**WHAT YOU SHOULD DO**. Check each line below for the word "label" and give the number of lines that have it, nothing more.

┌──

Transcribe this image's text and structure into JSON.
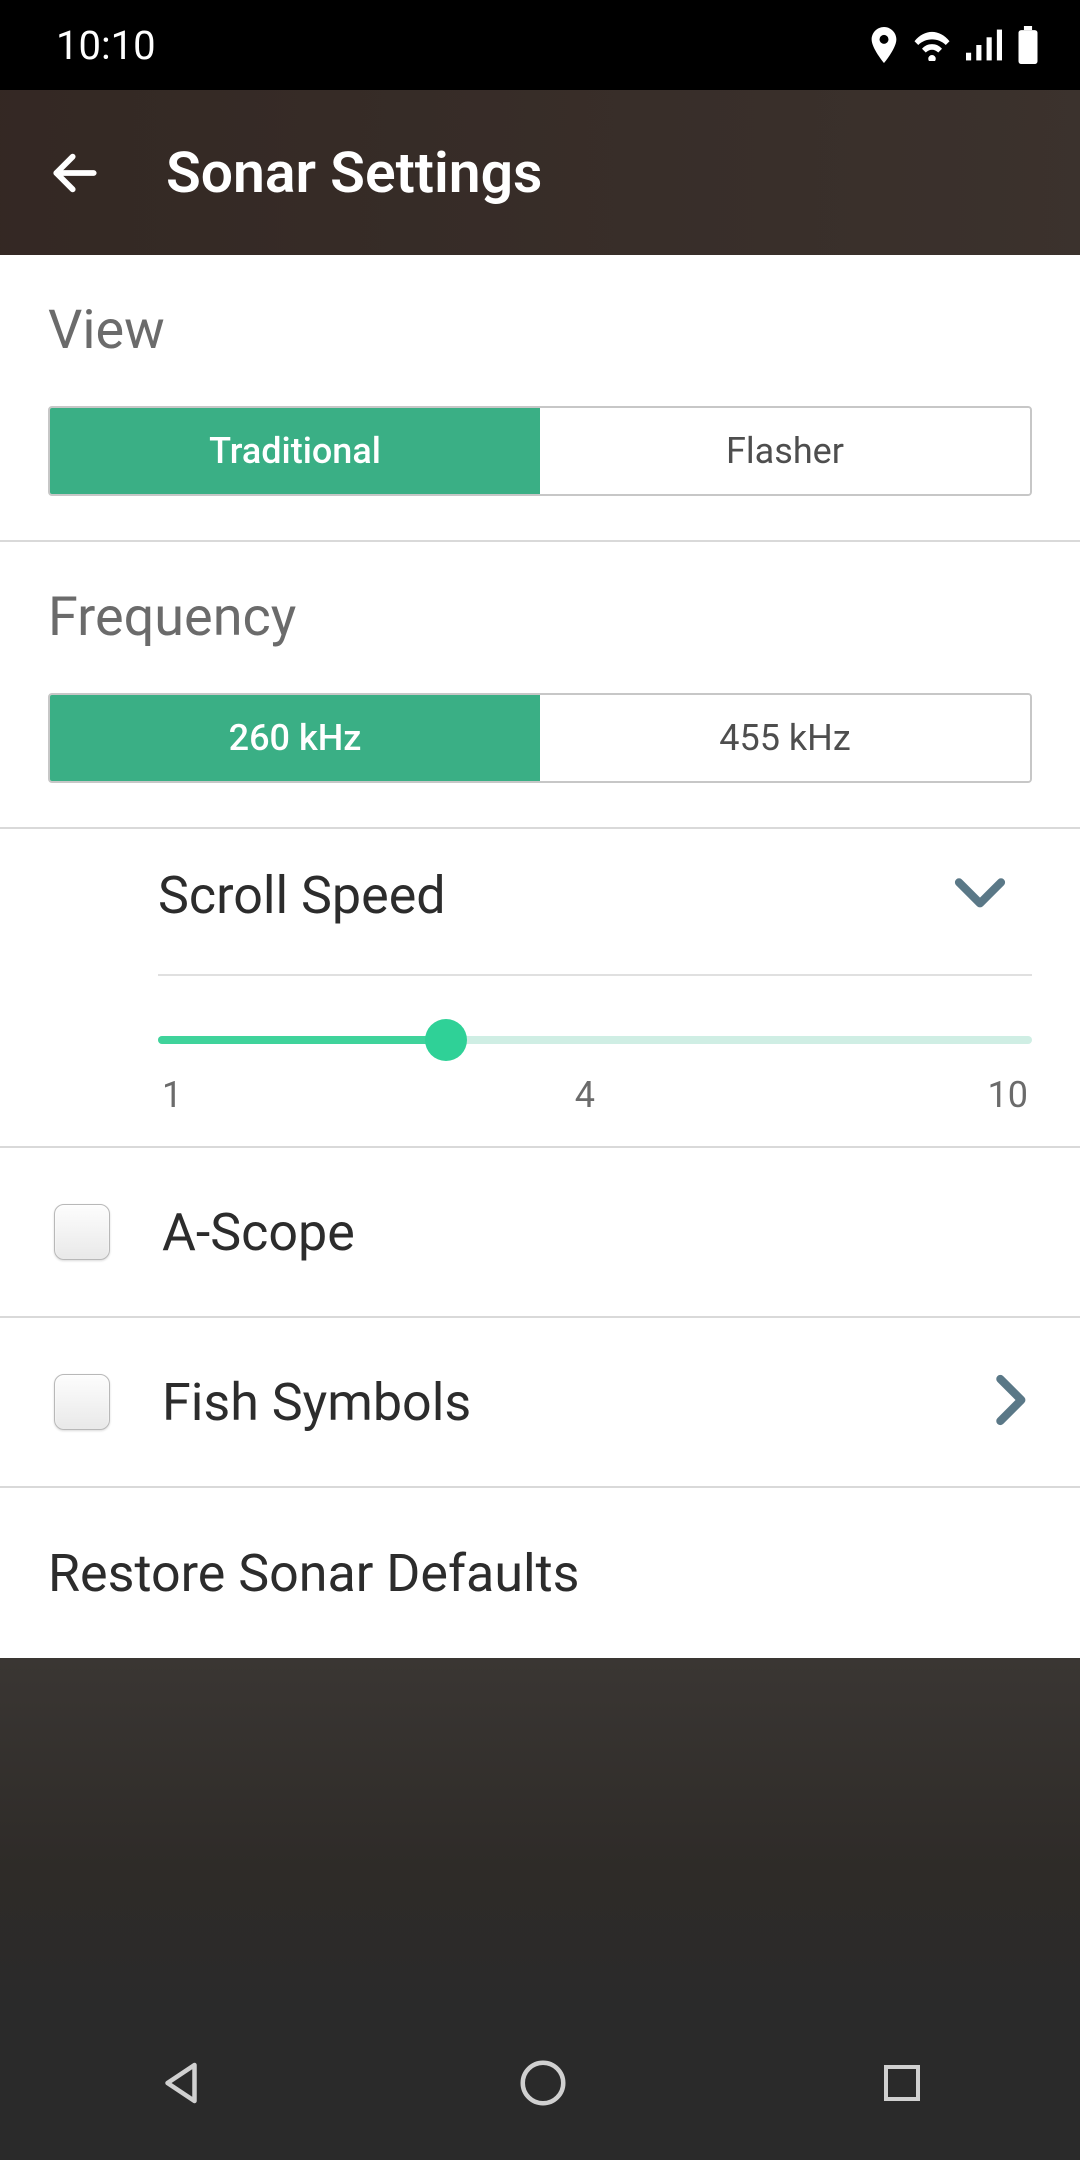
{
  "status": {
    "time": "10:10"
  },
  "header": {
    "title": "Sonar Settings"
  },
  "view": {
    "label": "View",
    "options": [
      "Traditional",
      "Flasher"
    ],
    "selected": 0
  },
  "frequency": {
    "label": "Frequency",
    "options": [
      "260 kHz",
      "455 kHz"
    ],
    "selected": 0
  },
  "scroll_speed": {
    "label": "Scroll Speed",
    "min": 1,
    "mid": 4,
    "max": 10,
    "value": 4,
    "percent": 33
  },
  "a_scope": {
    "label": "A-Scope",
    "checked": false
  },
  "fish_symbols": {
    "label": "Fish Symbols",
    "checked": false
  },
  "restore": {
    "label": "Restore Sonar Defaults"
  },
  "colors": {
    "accent": "#3aaf85"
  }
}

└──

**FINISHED ANSWER**. 6